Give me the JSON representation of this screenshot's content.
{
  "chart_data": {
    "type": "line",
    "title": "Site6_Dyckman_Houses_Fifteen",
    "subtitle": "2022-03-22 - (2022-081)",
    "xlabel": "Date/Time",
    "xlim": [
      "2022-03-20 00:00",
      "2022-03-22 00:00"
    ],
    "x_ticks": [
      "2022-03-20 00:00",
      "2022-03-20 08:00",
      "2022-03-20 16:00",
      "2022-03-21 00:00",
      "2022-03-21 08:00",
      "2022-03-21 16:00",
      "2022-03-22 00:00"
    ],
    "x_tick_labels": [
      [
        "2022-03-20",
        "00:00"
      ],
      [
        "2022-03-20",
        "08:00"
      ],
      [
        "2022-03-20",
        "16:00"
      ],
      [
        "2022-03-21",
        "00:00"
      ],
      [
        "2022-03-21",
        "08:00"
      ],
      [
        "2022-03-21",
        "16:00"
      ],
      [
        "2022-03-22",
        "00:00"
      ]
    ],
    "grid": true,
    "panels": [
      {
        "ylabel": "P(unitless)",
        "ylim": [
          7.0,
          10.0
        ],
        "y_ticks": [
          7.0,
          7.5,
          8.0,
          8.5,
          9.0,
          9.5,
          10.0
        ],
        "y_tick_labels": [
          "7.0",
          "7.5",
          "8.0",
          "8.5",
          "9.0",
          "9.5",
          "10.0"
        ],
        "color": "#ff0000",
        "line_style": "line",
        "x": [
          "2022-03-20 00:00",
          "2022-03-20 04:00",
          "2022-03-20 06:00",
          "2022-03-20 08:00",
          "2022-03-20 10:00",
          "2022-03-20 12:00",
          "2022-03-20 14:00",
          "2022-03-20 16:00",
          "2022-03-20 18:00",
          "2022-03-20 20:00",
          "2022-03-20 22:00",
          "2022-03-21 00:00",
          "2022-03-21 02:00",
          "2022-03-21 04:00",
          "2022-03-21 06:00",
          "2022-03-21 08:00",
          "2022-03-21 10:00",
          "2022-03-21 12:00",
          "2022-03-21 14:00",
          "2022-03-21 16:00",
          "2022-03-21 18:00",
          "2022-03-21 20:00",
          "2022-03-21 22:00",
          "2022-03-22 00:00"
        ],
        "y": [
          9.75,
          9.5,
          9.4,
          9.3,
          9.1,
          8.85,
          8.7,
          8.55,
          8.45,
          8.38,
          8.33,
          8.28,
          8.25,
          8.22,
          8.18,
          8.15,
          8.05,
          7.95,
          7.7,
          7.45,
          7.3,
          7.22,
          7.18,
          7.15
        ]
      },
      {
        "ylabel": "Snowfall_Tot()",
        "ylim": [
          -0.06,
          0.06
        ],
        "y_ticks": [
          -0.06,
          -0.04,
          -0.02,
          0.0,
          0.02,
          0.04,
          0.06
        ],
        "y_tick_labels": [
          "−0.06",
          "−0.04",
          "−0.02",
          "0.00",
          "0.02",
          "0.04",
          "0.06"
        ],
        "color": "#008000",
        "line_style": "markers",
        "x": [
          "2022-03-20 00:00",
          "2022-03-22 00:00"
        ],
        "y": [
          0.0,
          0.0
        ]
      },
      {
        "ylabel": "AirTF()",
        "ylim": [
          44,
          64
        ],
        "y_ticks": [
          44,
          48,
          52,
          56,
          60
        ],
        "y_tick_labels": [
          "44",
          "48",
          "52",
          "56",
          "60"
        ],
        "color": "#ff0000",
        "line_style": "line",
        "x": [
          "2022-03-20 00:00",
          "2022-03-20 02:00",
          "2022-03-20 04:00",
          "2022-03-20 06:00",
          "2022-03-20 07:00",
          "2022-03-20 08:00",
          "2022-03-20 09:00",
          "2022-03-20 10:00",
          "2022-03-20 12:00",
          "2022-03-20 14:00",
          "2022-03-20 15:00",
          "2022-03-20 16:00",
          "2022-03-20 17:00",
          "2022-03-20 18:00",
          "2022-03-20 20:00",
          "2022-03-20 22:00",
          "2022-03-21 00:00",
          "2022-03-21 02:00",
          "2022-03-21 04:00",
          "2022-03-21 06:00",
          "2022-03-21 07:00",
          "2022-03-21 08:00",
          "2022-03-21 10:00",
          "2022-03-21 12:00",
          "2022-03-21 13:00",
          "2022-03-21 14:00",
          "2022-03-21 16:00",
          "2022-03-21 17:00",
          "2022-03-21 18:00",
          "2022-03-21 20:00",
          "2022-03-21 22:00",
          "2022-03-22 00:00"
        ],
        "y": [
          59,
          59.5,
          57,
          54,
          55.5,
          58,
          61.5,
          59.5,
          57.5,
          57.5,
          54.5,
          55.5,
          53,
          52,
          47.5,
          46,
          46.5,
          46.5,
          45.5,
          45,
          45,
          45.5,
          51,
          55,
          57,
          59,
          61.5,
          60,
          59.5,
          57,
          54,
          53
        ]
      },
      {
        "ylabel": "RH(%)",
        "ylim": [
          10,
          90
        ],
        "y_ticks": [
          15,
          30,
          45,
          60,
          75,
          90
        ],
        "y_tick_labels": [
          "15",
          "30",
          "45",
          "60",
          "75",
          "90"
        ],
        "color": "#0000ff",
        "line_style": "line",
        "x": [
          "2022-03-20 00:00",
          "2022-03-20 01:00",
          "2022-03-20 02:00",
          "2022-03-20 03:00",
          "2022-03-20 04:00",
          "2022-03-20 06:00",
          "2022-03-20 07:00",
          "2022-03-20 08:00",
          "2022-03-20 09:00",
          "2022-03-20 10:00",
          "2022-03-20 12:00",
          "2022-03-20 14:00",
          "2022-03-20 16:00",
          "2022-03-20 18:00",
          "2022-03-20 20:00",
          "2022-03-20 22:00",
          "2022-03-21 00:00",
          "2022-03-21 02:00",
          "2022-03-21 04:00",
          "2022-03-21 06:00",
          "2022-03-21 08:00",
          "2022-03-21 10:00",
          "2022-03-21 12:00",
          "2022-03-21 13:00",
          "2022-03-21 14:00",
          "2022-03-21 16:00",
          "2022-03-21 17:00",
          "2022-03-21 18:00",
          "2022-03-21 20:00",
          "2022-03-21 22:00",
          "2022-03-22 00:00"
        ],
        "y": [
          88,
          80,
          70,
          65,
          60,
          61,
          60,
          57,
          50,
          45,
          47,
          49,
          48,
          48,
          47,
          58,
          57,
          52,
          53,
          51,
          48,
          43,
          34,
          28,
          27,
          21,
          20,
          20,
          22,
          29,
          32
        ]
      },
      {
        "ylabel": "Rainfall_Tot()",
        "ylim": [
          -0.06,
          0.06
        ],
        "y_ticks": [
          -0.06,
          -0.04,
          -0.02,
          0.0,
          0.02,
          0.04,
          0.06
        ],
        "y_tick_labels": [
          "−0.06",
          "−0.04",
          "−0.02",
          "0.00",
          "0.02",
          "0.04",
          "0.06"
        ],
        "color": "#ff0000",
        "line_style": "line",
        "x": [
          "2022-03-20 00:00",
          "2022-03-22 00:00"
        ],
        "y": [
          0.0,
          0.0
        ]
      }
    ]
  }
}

-- WHAT YOU SHOULD DO --
Reproduce the records above exactly.

-- SOLUTION FOR THIS EXERCISE --
Give me the JSON representation of this screenshot's content.
{
  "chart_data": {
    "type": "line",
    "title": "Site6_Dyckman_Houses_Fifteen",
    "subtitle": "2022-03-22 - (2022-081)",
    "xlabel": "Date/Time",
    "xlim": [
      "2022-03-20 00:00",
      "2022-03-22 00:00"
    ],
    "x_ticks": [
      "2022-03-20 00:00",
      "2022-03-20 08:00",
      "2022-03-20 16:00",
      "2022-03-21 00:00",
      "2022-03-21 08:00",
      "2022-03-21 16:00",
      "2022-03-22 00:00"
    ],
    "x_tick_labels": [
      [
        "2022-03-20",
        "00:00"
      ],
      [
        "2022-03-20",
        "08:00"
      ],
      [
        "2022-03-20",
        "16:00"
      ],
      [
        "2022-03-21",
        "00:00"
      ],
      [
        "2022-03-21",
        "08:00"
      ],
      [
        "2022-03-21",
        "16:00"
      ],
      [
        "2022-03-22",
        "00:00"
      ]
    ],
    "grid": true,
    "panels": [
      {
        "ylabel": "P(unitless)",
        "ylim": [
          7.0,
          10.0
        ],
        "y_ticks": [
          7.0,
          7.5,
          8.0,
          8.5,
          9.0,
          9.5,
          10.0
        ],
        "y_tick_labels": [
          "7.0",
          "7.5",
          "8.0",
          "8.5",
          "9.0",
          "9.5",
          "10.0"
        ],
        "color": "#ff0000",
        "line_style": "line",
        "x": [
          "2022-03-20 00:00",
          "2022-03-20 04:00",
          "2022-03-20 06:00",
          "2022-03-20 08:00",
          "2022-03-20 10:00",
          "2022-03-20 12:00",
          "2022-03-20 14:00",
          "2022-03-20 16:00",
          "2022-03-20 18:00",
          "2022-03-20 20:00",
          "2022-03-20 22:00",
          "2022-03-21 00:00",
          "2022-03-21 02:00",
          "2022-03-21 04:00",
          "2022-03-21 06:00",
          "2022-03-21 08:00",
          "2022-03-21 10:00",
          "2022-03-21 12:00",
          "2022-03-21 14:00",
          "2022-03-21 16:00",
          "2022-03-21 18:00",
          "2022-03-21 20:00",
          "2022-03-21 22:00",
          "2022-03-22 00:00"
        ],
        "y": [
          9.75,
          9.5,
          9.4,
          9.3,
          9.1,
          8.85,
          8.7,
          8.55,
          8.45,
          8.38,
          8.33,
          8.28,
          8.25,
          8.22,
          8.18,
          8.15,
          8.05,
          7.95,
          7.7,
          7.45,
          7.3,
          7.22,
          7.18,
          7.15
        ]
      },
      {
        "ylabel": "Snowfall_Tot()",
        "ylim": [
          -0.06,
          0.06
        ],
        "y_ticks": [
          -0.06,
          -0.04,
          -0.02,
          0.0,
          0.02,
          0.04,
          0.06
        ],
        "y_tick_labels": [
          "−0.06",
          "−0.04",
          "−0.02",
          "0.00",
          "0.02",
          "0.04",
          "0.06"
        ],
        "color": "#008000",
        "line_style": "markers",
        "x": [
          "2022-03-20 00:00",
          "2022-03-22 00:00"
        ],
        "y": [
          0.0,
          0.0
        ]
      },
      {
        "ylabel": "AirTF()",
        "ylim": [
          44,
          64
        ],
        "y_ticks": [
          44,
          48,
          52,
          56,
          60
        ],
        "y_tick_labels": [
          "44",
          "48",
          "52",
          "56",
          "60"
        ],
        "color": "#ff0000",
        "line_style": "line",
        "x": [
          "2022-03-20 00:00",
          "2022-03-20 02:00",
          "2022-03-20 04:00",
          "2022-03-20 06:00",
          "2022-03-20 07:00",
          "2022-03-20 08:00",
          "2022-03-20 09:00",
          "2022-03-20 10:00",
          "2022-03-20 12:00",
          "2022-03-20 14:00",
          "2022-03-20 15:00",
          "2022-03-20 16:00",
          "2022-03-20 17:00",
          "2022-03-20 18:00",
          "2022-03-20 20:00",
          "2022-03-20 22:00",
          "2022-03-21 00:00",
          "2022-03-21 02:00",
          "2022-03-21 04:00",
          "2022-03-21 06:00",
          "2022-03-21 07:00",
          "2022-03-21 08:00",
          "2022-03-21 10:00",
          "2022-03-21 12:00",
          "2022-03-21 13:00",
          "2022-03-21 14:00",
          "2022-03-21 16:00",
          "2022-03-21 17:00",
          "2022-03-21 18:00",
          "2022-03-21 20:00",
          "2022-03-21 22:00",
          "2022-03-22 00:00"
        ],
        "y": [
          59,
          59.5,
          57,
          54,
          55.5,
          58,
          61.5,
          59.5,
          57.5,
          57.5,
          54.5,
          55.5,
          53,
          52,
          47.5,
          46,
          46.5,
          46.5,
          45.5,
          45,
          45,
          45.5,
          51,
          55,
          57,
          59,
          61.5,
          60,
          59.5,
          57,
          54,
          53
        ]
      },
      {
        "ylabel": "RH(%)",
        "ylim": [
          10,
          90
        ],
        "y_ticks": [
          15,
          30,
          45,
          60,
          75,
          90
        ],
        "y_tick_labels": [
          "15",
          "30",
          "45",
          "60",
          "75",
          "90"
        ],
        "color": "#0000ff",
        "line_style": "line",
        "x": [
          "2022-03-20 00:00",
          "2022-03-20 01:00",
          "2022-03-20 02:00",
          "2022-03-20 03:00",
          "2022-03-20 04:00",
          "2022-03-20 06:00",
          "2022-03-20 07:00",
          "2022-03-20 08:00",
          "2022-03-20 09:00",
          "2022-03-20 10:00",
          "2022-03-20 12:00",
          "2022-03-20 14:00",
          "2022-03-20 16:00",
          "2022-03-20 18:00",
          "2022-03-20 20:00",
          "2022-03-20 22:00",
          "2022-03-21 00:00",
          "2022-03-21 02:00",
          "2022-03-21 04:00",
          "2022-03-21 06:00",
          "2022-03-21 08:00",
          "2022-03-21 10:00",
          "2022-03-21 12:00",
          "2022-03-21 13:00",
          "2022-03-21 14:00",
          "2022-03-21 16:00",
          "2022-03-21 17:00",
          "2022-03-21 18:00",
          "2022-03-21 20:00",
          "2022-03-21 22:00",
          "2022-03-22 00:00"
        ],
        "y": [
          88,
          80,
          70,
          65,
          60,
          61,
          60,
          57,
          50,
          45,
          47,
          49,
          48,
          48,
          47,
          58,
          57,
          52,
          53,
          51,
          48,
          43,
          34,
          28,
          27,
          21,
          20,
          20,
          22,
          29,
          32
        ]
      },
      {
        "ylabel": "Rainfall_Tot()",
        "ylim": [
          -0.06,
          0.06
        ],
        "y_ticks": [
          -0.06,
          -0.04,
          -0.02,
          0.0,
          0.02,
          0.04,
          0.06
        ],
        "y_tick_labels": [
          "−0.06",
          "−0.04",
          "−0.02",
          "0.00",
          "0.02",
          "0.04",
          "0.06"
        ],
        "color": "#ff0000",
        "line_style": "line",
        "x": [
          "2022-03-20 00:00",
          "2022-03-22 00:00"
        ],
        "y": [
          0.0,
          0.0
        ]
      }
    ]
  }
}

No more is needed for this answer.